> Exercise description
Using the records below, count the lines with "пипеткой" in them. Give the number only.

Saved data entries:

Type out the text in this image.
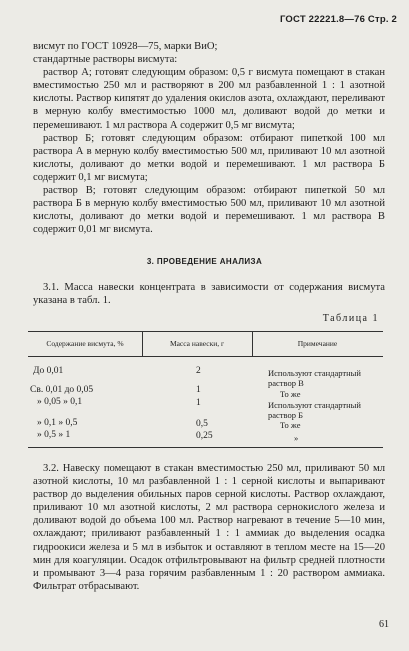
ГОСТ 22221.8—76 Стр. 2

висмут по ГОСТ 10928—75, марки ВиО;

стандартные растворы висмута:

раствор А; готовят следующим образом: 0,5 г висмута помещают в стакан вместимостью 250 мл и растворяют в 200 мл разбавленной 1 : 1 азотной кислоты. Раствор кипятят до удаления окислов азота, охлаждают, переливают в мерную колбу вместимостью 1000 мл, доливают водой до метки и перемешивают. 1 мл раствора А содержит 0,5 мг висмута;

раствор Б; готовят следующим образом: отбирают пипеткой 100 мл раствора А в мерную колбу вместимостью 500 мл, приливают 10 мл азотной кислоты, доливают до метки водой и перемешивают. 1 мл раствора Б содержит 0,1 мг висмута;

раствор В; готовят следующим образом: отбирают пипеткой 50 мл раствора Б в мерную колбу вместимостью 500 мл, приливают 10 мл азотной кислоты, доливают до метки водой и перемешивают. 1 мл раствора В содержит 0,01 мг висмута.

3. ПРОВЕДЕНИЕ АНАЛИЗА
3.1. Масса навески концентрата в зависимости от содержания висмута указана в табл. 1.
Таблица 1
Содержание висмута, %	Масса навески, г	Примечание
До 0,01	2	Используют стандартный раствор В
Св. 0,01 до 0,05	1	То же
» 0,05 » 0,1	1	Используют стандартный раствор Б
» 0,1 » 0,5	0,5	То же
» 0,5 » 1	0,25	»
3.2. Навеску помещают в стакан вместимостью 250 мл, приливают 50 мл азотной кислоты, 10 мл разбавленной 1 : 1 серной кислоты и выпаривают раствор до выделения обильных паров серной кислоты. Раствор охлаждают, приливают 10 мл азотной кислоты, 2 мл раствора сернокислого железа и доливают водой до объема 100 мл. Раствор нагревают в течение 5—10 мин, охлаждают; приливают разбавленный 1 : 1 аммиак до выделения осадка гидроокиси железа и 5 мл в избыток и оставляют в теплом месте на 15—20 мин для коагуляции. Осадок отфильтровывают на фильтр средней плотности и промывают 3—4 раза горячим разбавленным 1 : 20 раствором аммиака. Фильтрат отбрасывают.
61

> Solution to the problem
2